* WHAT YOU WILL DO *
Quote the whole listing word for word, please.
━━━━━ DATA FOR THE TASK
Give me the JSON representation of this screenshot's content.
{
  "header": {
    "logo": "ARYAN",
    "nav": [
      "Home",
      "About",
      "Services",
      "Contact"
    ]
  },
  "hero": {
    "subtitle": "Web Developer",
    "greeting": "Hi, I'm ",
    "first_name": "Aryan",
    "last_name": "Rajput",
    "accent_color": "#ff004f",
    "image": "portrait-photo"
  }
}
━━━━━━━━━━
* TASK RESULT *
Give me the JSON representation of this screenshot's content.
{
  "header": {
    "logo": "ARYAN",
    "nav": [
      "Home",
      "About",
      "Services",
      "Contact"
    ]
  },
  "hero": {
    "subtitle": "Web Developer",
    "greeting": "Hi, I'm ",
    "first_name": "Aryan",
    "last_name": "Rajput",
    "accent_color": "#ff004f",
    "image": "portrait-photo"
  }
}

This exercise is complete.